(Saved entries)
---*---

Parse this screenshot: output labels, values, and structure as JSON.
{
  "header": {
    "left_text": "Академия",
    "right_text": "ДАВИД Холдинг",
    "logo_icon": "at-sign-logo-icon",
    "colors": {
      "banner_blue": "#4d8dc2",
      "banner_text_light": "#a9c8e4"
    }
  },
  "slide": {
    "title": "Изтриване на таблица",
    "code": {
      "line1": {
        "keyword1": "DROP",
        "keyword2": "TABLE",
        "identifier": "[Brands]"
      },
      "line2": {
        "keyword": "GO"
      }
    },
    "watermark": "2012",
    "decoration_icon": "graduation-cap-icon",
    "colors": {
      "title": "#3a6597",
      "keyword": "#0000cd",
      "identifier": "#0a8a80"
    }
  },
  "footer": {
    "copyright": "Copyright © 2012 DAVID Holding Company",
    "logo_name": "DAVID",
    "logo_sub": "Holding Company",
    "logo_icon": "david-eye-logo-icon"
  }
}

---*---

Working from the entries above, return all lines that contain "icon".

    "logo_icon": "at-sign-logo-icon",
    "decoration_icon": "graduation-cap-icon",
    "logo_icon": "david-eye-logo-icon"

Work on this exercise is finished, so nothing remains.